▶ [Exercise brief] Repeat the rows from the one containing "Text: import: import [260,22,345,40]" through the one containing "Bar [892,179,940,230]", copying each character exactly as it appears.

▶ [Supplied records]
=======

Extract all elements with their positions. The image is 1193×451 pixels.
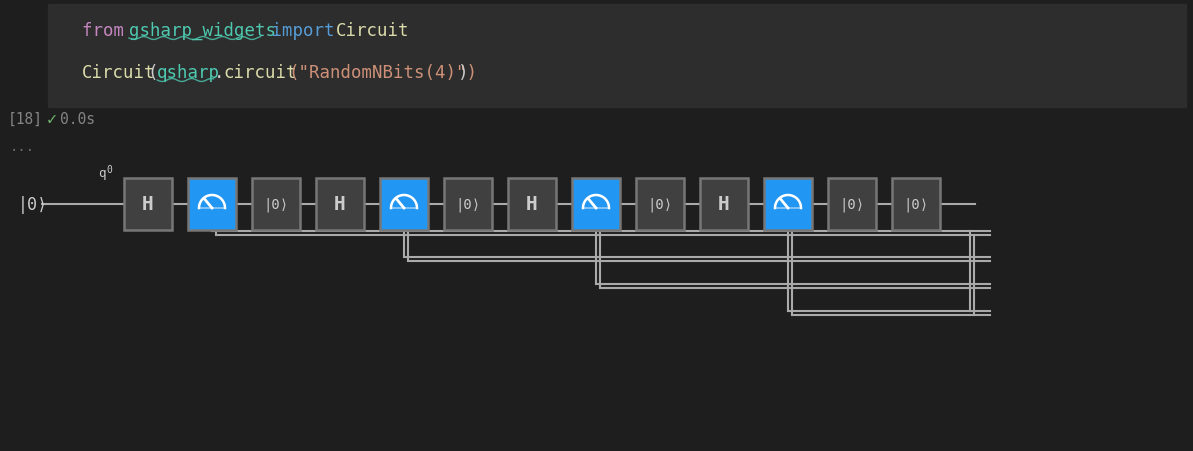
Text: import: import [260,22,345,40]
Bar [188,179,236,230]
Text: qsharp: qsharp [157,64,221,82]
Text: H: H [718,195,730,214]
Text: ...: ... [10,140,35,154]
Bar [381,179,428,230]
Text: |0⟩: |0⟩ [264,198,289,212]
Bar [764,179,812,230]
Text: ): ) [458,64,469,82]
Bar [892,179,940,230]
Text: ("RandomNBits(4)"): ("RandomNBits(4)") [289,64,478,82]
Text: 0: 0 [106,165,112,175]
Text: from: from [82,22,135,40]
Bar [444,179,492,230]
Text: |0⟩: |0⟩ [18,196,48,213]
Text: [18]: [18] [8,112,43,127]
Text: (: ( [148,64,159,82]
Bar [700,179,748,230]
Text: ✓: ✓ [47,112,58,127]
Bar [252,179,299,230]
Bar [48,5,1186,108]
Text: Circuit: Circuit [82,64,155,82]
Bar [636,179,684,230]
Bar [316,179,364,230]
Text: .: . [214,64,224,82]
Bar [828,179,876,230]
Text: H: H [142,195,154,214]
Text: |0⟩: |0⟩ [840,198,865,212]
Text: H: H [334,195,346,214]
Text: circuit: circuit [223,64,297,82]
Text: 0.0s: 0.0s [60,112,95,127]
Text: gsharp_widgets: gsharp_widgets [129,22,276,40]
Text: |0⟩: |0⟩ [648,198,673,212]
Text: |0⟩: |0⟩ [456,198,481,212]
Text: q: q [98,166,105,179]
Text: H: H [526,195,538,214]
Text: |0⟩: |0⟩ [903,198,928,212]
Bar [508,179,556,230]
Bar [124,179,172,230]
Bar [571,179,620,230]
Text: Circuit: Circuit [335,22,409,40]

=======

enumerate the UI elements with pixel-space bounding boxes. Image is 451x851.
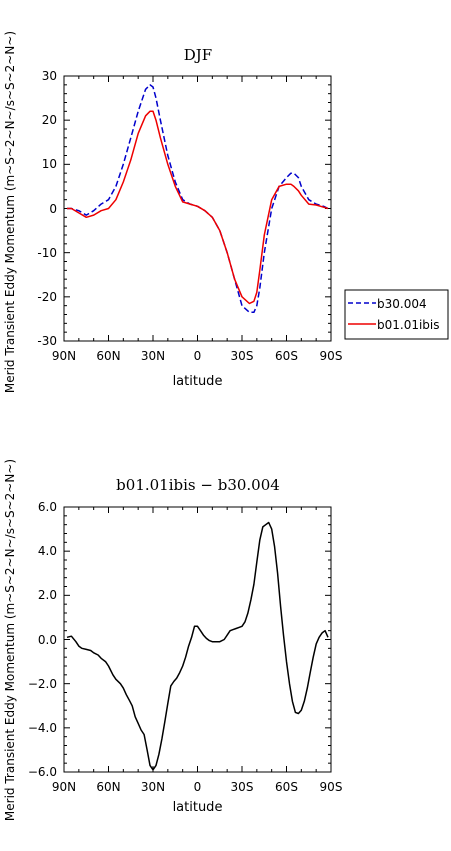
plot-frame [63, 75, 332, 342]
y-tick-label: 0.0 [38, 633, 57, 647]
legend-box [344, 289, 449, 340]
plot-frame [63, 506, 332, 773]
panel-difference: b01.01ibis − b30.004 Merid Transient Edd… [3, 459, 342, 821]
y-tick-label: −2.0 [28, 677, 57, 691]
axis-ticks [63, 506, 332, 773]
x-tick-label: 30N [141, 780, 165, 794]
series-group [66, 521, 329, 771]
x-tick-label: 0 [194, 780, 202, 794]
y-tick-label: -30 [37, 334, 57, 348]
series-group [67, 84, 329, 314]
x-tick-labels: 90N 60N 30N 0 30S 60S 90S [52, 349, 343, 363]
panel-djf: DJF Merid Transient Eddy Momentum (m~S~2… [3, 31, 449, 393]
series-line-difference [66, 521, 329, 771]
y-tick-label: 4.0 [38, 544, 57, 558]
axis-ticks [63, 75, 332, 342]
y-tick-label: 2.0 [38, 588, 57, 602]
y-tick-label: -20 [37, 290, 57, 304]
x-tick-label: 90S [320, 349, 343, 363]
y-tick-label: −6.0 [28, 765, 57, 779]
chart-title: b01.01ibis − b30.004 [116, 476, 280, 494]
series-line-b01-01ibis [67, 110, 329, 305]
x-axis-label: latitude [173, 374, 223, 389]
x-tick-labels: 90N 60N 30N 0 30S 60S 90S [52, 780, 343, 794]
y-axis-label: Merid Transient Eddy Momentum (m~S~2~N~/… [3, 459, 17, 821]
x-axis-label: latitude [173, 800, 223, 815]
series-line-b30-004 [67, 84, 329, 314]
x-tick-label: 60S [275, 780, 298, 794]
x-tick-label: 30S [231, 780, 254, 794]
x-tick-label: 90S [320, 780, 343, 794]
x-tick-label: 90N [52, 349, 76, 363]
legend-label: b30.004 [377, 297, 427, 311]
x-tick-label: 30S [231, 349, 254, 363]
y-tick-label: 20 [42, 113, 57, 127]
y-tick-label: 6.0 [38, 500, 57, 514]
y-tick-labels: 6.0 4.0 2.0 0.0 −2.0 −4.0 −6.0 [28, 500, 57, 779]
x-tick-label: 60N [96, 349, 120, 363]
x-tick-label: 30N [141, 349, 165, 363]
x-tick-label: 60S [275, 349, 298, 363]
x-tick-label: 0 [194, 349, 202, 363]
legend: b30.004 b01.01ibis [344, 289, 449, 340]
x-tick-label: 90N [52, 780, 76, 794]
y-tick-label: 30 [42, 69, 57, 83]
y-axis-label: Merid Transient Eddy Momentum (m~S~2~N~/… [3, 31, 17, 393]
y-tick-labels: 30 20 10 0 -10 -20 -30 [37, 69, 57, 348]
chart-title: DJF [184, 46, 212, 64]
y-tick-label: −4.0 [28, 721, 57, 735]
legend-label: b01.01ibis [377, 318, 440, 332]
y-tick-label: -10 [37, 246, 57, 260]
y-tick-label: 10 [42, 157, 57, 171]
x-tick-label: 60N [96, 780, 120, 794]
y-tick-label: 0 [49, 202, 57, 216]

=======

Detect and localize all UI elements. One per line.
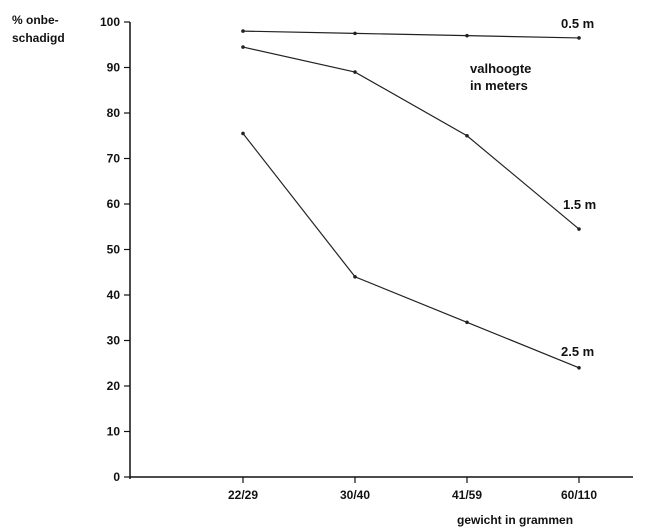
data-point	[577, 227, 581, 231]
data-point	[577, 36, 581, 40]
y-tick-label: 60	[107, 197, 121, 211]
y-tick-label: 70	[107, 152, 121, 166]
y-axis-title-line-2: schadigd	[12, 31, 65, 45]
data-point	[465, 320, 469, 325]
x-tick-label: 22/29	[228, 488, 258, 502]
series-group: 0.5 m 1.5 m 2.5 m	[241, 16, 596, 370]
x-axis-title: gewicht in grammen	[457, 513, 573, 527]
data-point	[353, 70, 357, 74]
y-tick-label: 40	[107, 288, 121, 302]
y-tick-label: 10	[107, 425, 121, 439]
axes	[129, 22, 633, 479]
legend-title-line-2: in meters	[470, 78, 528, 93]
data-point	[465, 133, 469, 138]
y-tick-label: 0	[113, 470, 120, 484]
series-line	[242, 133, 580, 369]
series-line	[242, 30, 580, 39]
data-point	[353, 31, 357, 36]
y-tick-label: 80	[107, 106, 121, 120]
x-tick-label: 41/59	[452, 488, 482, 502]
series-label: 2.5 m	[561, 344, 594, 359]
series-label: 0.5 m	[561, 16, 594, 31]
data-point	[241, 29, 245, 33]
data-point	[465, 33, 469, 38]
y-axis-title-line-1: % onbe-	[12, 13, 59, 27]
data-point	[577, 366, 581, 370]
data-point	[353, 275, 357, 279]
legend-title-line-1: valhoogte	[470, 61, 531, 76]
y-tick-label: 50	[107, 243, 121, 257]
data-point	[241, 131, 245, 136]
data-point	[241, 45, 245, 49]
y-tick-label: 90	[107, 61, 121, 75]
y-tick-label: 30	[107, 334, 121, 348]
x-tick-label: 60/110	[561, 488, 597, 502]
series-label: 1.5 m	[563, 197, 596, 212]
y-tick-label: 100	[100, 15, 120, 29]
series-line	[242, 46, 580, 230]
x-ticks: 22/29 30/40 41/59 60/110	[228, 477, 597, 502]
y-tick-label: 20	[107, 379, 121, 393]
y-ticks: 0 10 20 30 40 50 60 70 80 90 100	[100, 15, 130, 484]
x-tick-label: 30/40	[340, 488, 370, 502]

=======

▶ [Exercise solution]
Text: import: import [260,22,345,40]
Bar [188,179,236,230]
Text: qsharp: qsharp [157,64,221,82]
Text: H: H [718,195,730,214]
Text: ...: ... [10,140,35,154]
Bar [381,179,428,230]
Text: |0⟩: |0⟩ [264,198,289,212]
Bar [764,179,812,230]
Text: ): ) [458,64,469,82]
Bar [892,179,940,230]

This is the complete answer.